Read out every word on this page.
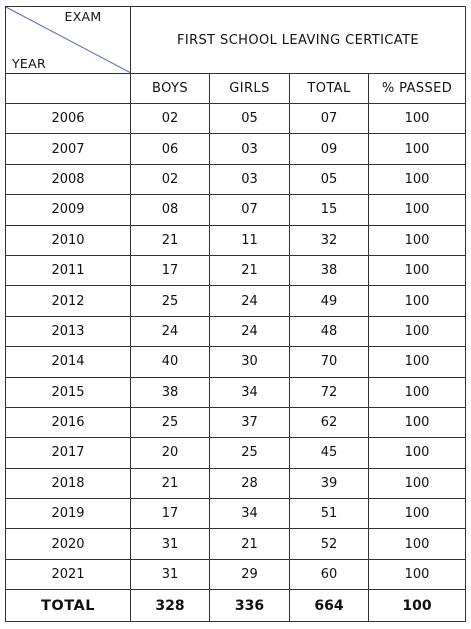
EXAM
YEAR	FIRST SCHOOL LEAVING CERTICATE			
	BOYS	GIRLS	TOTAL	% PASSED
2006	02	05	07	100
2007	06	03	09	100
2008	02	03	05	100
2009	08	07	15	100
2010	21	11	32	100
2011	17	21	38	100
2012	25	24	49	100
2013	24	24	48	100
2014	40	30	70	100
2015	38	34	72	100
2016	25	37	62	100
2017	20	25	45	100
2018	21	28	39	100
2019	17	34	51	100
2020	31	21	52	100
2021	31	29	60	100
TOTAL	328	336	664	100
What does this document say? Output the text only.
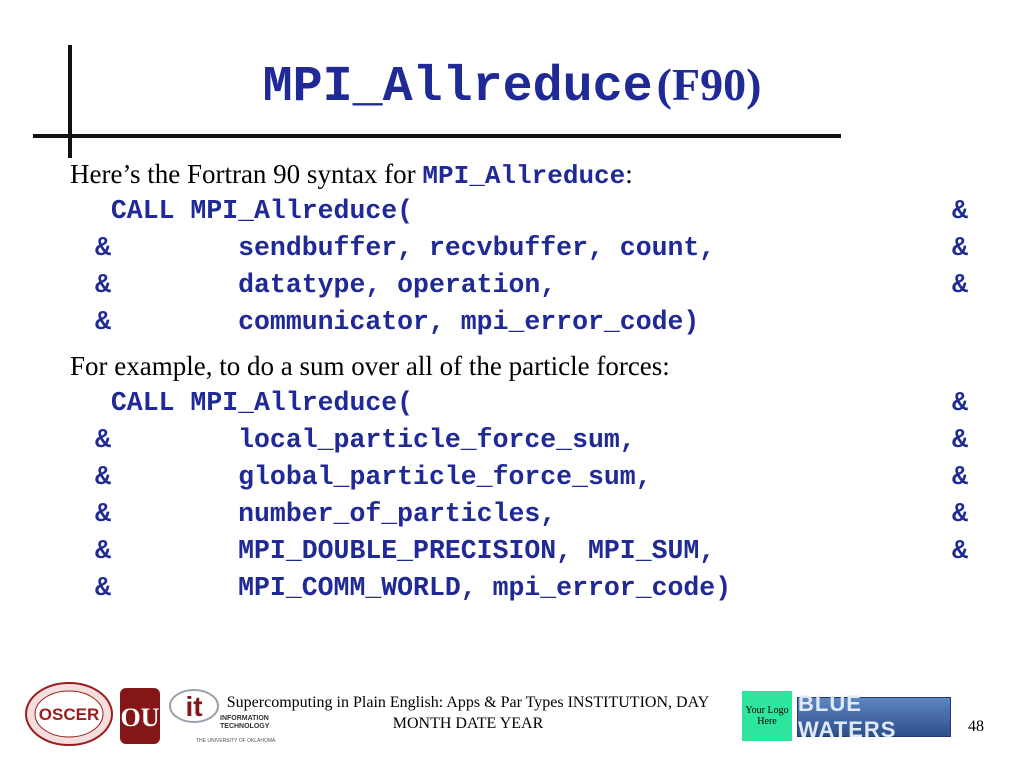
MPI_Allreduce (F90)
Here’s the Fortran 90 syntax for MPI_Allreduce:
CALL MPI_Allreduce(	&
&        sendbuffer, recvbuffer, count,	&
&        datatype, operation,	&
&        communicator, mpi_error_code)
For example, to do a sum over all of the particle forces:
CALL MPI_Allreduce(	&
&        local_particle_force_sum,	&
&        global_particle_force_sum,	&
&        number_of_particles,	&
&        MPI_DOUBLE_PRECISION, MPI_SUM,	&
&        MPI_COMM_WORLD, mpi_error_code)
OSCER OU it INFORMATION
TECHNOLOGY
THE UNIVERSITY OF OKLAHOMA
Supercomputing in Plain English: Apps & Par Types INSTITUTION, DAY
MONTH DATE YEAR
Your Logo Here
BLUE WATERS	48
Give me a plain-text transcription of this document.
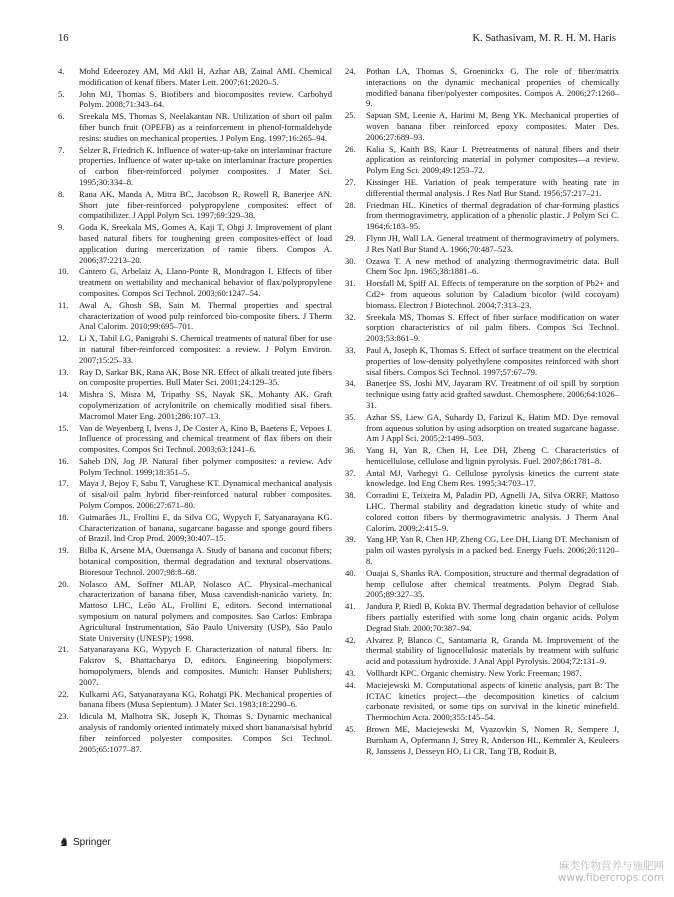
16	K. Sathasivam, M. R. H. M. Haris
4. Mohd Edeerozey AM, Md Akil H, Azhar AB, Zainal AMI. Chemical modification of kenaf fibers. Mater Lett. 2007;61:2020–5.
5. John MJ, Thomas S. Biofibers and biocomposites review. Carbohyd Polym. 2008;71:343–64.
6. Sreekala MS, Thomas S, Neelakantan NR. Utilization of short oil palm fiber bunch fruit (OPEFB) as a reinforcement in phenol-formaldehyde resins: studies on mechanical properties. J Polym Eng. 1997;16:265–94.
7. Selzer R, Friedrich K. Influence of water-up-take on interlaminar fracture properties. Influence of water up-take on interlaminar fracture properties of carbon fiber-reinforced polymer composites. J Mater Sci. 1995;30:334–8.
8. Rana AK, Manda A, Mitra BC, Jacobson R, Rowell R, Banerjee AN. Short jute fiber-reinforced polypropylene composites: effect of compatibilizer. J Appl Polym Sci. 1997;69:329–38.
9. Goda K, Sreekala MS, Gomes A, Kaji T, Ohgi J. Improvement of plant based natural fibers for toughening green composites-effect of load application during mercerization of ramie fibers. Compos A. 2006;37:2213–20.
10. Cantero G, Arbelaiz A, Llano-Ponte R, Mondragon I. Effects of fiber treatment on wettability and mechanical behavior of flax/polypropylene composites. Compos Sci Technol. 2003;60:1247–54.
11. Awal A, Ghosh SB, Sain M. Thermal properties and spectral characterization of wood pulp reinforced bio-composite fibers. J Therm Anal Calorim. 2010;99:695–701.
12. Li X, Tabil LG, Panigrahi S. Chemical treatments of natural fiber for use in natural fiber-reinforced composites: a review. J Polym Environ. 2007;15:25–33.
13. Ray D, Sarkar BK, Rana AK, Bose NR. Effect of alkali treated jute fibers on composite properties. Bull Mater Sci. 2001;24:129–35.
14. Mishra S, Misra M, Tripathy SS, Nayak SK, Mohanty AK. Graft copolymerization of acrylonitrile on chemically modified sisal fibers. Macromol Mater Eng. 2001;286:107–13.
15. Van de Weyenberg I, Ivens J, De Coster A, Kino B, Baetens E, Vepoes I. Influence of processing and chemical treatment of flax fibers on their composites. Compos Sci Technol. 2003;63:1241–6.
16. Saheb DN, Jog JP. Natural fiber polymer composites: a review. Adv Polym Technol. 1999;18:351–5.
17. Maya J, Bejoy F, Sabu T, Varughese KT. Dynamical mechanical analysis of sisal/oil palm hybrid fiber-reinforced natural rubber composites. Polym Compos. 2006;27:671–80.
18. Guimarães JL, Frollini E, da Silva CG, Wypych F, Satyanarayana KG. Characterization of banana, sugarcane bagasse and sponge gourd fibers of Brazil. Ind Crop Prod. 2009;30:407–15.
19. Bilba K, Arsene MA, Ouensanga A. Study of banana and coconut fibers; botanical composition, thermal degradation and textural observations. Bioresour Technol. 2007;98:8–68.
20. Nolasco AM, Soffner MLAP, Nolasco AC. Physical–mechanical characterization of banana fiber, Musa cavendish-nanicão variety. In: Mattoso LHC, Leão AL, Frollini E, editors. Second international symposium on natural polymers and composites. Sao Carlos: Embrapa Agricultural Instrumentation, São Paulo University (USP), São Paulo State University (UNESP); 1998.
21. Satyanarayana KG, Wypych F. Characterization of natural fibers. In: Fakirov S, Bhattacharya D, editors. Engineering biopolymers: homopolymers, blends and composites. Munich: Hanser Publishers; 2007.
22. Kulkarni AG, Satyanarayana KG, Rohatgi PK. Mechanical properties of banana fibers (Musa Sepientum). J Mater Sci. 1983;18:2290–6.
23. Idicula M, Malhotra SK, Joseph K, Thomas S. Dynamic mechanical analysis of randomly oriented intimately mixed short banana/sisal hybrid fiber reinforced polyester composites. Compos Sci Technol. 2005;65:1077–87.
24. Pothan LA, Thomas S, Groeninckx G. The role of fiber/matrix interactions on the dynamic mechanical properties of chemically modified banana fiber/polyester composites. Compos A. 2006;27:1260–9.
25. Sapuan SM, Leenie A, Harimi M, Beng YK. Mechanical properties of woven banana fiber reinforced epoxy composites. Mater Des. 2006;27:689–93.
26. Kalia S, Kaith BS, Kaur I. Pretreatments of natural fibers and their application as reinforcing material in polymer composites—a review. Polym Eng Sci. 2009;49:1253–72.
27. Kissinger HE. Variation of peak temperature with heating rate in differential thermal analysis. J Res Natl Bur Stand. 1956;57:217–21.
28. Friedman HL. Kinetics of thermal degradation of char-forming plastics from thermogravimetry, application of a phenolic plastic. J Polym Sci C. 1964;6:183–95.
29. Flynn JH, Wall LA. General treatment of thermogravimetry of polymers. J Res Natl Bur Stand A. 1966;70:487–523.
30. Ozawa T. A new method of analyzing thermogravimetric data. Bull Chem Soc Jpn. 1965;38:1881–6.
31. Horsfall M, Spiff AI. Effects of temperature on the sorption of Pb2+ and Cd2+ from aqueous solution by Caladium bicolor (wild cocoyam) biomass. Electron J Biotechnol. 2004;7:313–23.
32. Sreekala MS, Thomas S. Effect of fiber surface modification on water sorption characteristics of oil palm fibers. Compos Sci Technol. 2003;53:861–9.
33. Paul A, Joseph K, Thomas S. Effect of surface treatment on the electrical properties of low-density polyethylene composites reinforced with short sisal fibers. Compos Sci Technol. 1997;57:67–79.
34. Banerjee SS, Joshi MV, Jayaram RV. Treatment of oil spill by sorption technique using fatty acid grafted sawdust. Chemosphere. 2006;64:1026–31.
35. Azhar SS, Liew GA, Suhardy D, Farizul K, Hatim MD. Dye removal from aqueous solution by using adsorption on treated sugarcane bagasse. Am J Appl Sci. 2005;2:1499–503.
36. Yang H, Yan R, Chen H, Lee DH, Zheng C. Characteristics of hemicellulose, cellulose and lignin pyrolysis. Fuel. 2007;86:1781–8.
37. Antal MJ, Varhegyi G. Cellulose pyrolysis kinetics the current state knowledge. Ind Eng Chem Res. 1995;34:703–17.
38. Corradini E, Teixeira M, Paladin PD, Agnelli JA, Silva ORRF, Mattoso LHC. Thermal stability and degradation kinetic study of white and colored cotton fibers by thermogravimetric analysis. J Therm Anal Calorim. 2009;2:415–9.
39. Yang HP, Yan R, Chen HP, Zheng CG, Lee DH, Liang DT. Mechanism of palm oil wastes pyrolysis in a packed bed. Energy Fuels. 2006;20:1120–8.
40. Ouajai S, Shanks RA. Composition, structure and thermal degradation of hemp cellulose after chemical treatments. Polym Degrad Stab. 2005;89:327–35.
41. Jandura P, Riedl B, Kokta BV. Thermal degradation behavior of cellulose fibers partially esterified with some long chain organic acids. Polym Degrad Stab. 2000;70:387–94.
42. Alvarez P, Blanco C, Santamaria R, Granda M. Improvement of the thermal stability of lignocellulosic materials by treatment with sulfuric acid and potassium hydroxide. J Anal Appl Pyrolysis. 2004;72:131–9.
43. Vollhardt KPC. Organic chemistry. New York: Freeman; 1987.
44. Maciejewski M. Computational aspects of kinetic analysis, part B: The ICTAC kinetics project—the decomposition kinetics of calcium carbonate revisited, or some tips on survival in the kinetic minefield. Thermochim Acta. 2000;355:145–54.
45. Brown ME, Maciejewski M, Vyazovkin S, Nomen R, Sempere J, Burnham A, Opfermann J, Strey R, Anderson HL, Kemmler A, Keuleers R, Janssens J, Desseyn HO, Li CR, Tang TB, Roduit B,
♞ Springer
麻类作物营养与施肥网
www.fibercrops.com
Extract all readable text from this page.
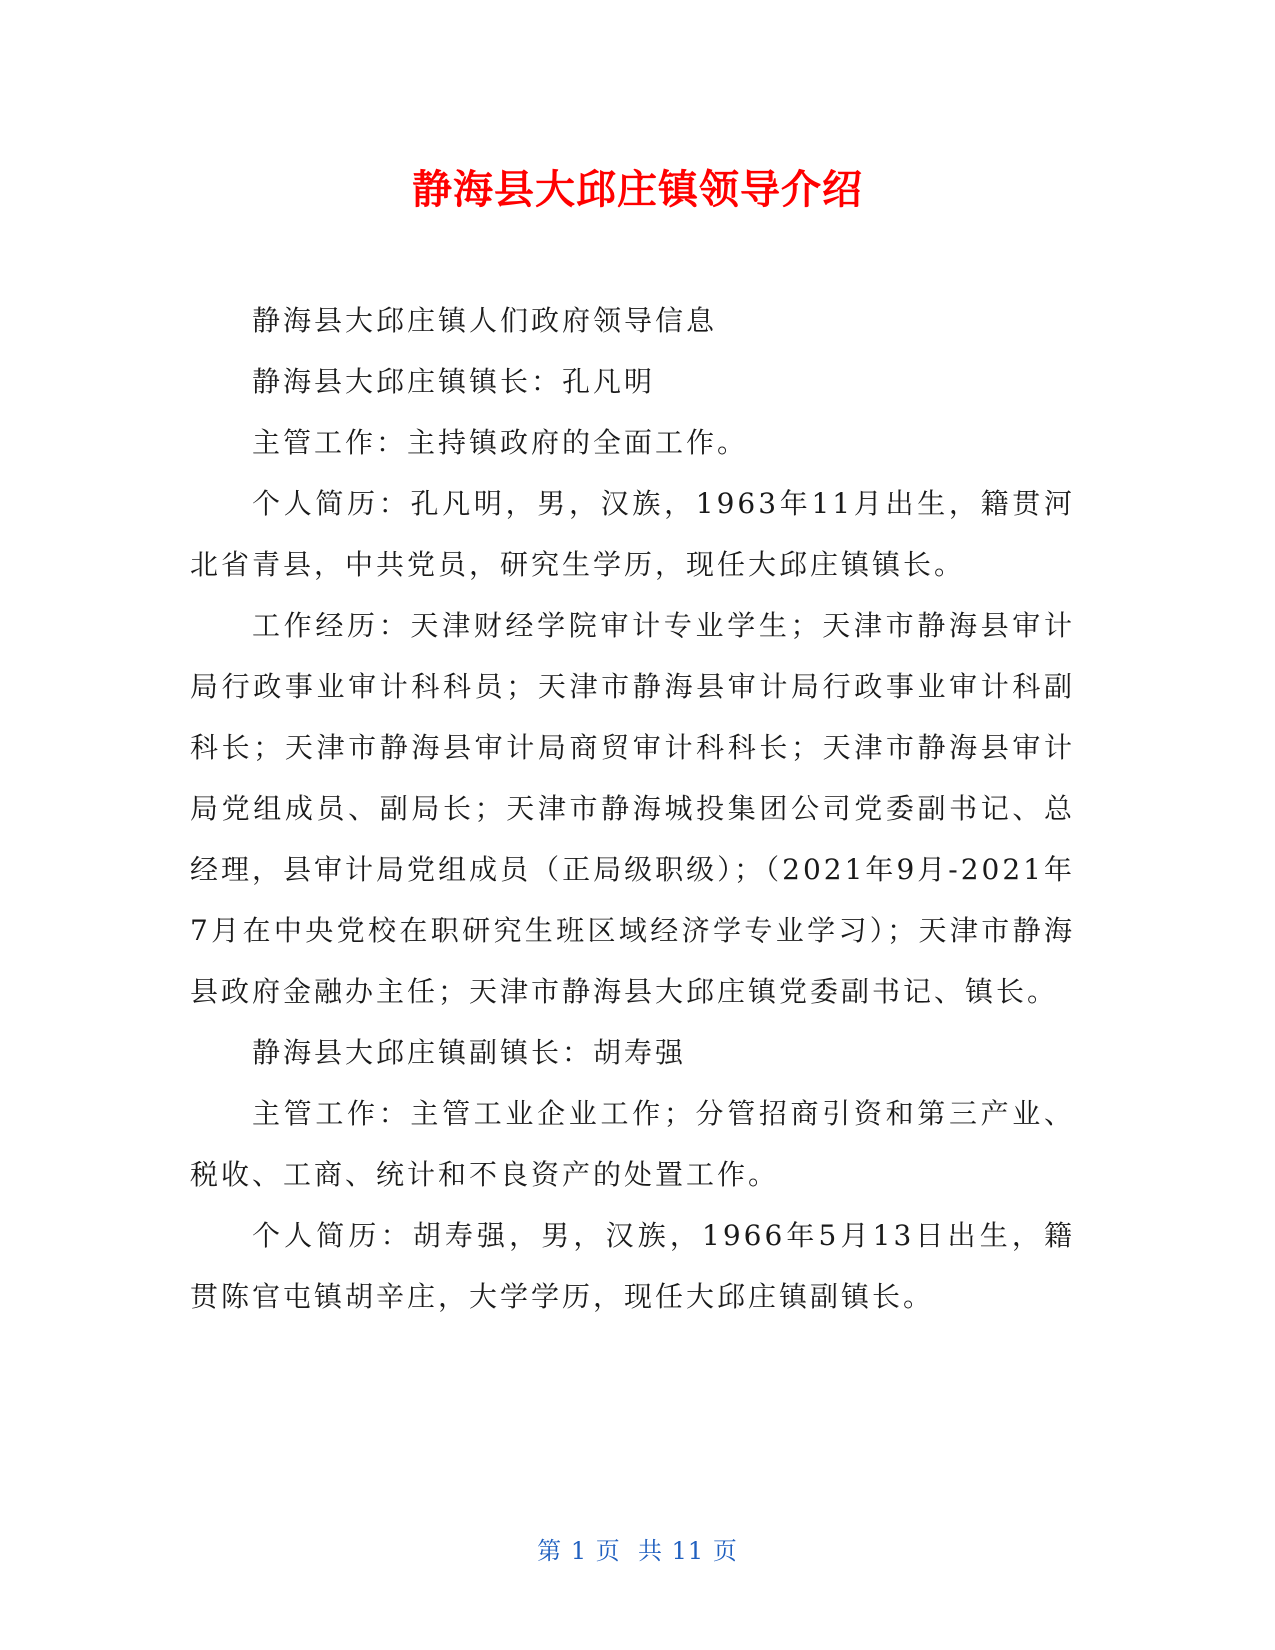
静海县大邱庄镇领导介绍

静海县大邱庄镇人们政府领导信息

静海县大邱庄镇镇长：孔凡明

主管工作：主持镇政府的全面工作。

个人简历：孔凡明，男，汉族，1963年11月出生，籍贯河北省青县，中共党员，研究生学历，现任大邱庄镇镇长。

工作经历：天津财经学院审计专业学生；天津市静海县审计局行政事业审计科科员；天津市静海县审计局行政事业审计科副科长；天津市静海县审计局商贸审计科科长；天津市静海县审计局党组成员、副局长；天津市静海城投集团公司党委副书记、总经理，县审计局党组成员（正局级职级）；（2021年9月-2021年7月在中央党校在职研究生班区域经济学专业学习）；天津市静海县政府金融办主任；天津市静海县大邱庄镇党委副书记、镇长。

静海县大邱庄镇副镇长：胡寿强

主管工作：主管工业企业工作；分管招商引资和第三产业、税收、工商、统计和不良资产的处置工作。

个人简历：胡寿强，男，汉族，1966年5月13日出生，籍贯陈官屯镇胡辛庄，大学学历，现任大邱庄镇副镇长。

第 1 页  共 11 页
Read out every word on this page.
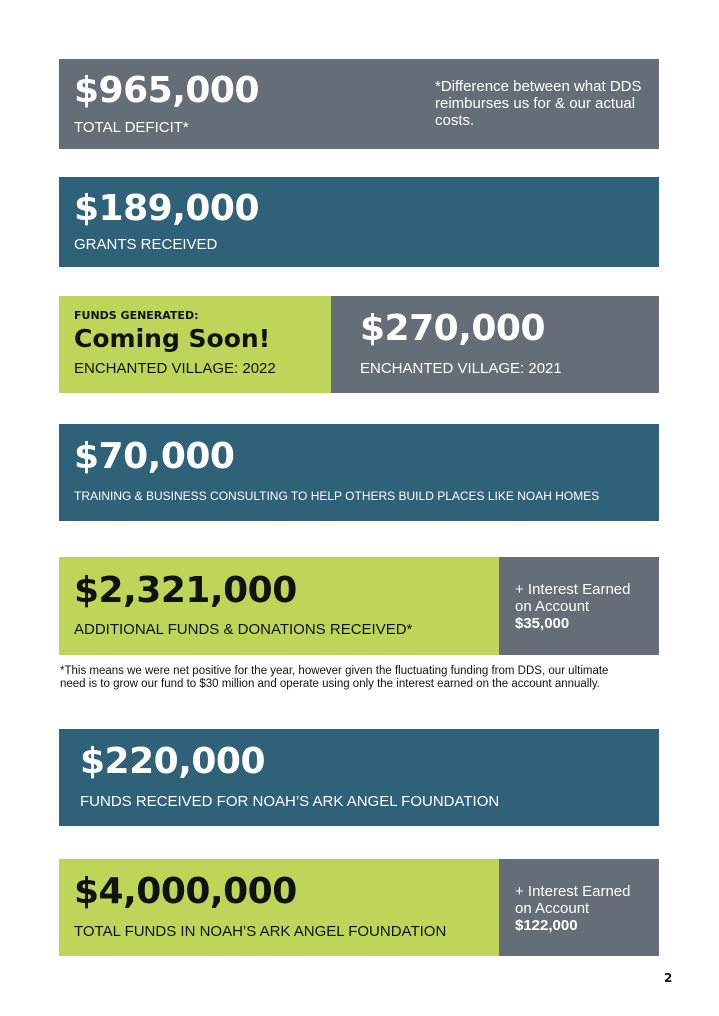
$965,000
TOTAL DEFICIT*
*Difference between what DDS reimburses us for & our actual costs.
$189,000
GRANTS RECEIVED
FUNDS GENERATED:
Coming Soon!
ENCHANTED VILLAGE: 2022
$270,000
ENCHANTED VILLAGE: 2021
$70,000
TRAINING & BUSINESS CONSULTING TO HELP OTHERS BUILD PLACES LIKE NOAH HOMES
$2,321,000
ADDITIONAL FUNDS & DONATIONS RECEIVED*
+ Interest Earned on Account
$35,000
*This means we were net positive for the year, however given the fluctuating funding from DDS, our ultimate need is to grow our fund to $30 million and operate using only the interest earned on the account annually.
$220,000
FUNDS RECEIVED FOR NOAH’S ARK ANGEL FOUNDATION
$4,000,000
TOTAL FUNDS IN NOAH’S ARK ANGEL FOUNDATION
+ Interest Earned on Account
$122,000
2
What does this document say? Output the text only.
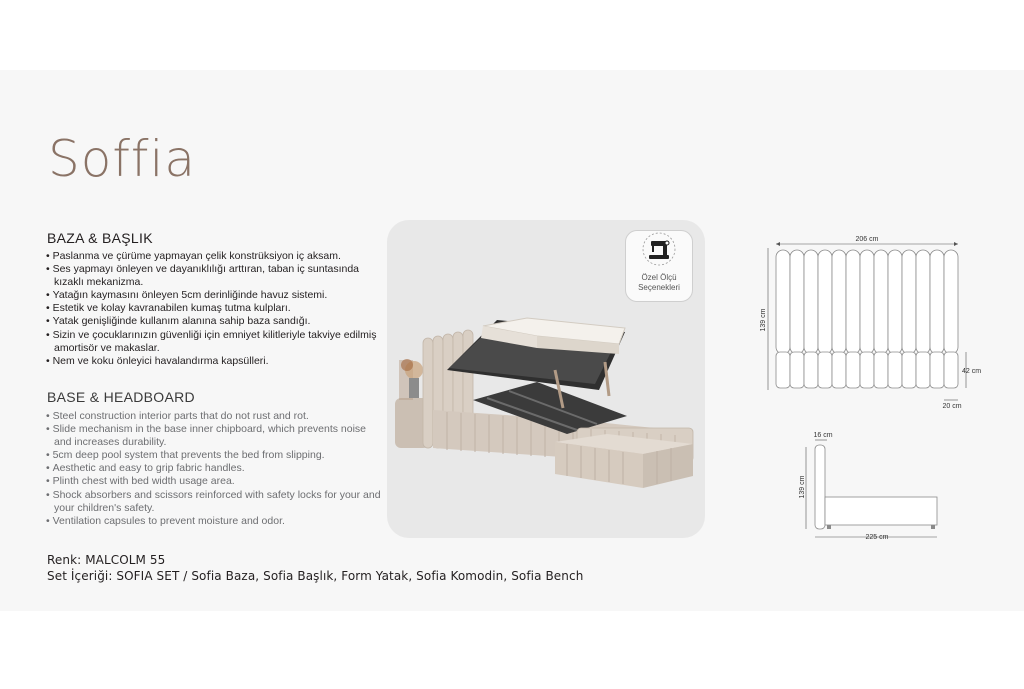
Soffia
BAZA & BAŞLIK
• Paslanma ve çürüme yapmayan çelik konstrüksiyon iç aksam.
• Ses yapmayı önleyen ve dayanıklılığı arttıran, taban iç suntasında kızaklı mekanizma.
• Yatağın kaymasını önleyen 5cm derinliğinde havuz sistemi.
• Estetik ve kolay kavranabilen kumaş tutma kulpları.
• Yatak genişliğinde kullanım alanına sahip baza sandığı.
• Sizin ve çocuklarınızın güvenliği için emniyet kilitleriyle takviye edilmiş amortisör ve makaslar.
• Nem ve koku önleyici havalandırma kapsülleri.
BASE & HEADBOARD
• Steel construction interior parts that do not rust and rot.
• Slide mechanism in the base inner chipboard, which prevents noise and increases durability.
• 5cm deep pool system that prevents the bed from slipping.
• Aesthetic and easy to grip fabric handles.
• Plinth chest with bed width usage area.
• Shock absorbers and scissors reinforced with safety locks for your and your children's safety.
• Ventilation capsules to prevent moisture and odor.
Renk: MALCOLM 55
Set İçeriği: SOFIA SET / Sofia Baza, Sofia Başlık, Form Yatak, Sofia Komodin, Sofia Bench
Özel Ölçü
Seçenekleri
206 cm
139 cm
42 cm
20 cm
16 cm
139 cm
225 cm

****

WHAT TO DO. Search the material above for "Calorim". Pull out each line where it shows up.

ANSWER TO THE EXERCISE.
11. Awal A, Ghosh SB, Sain M. Thermal properties and spectral characterization of wood pulp reinforced bio-composite fibers. J Therm Anal Calorim. 2010;99:695–701.
38. Corradini E, Teixeira M, Paladin PD, Agnelli JA, Silva ORRF, Mattoso LHC. Thermal stability and degradation kinetic study of white and colored cotton fibers by thermogravimetric analysis. J Therm Anal Calorim. 2009;2:415–9.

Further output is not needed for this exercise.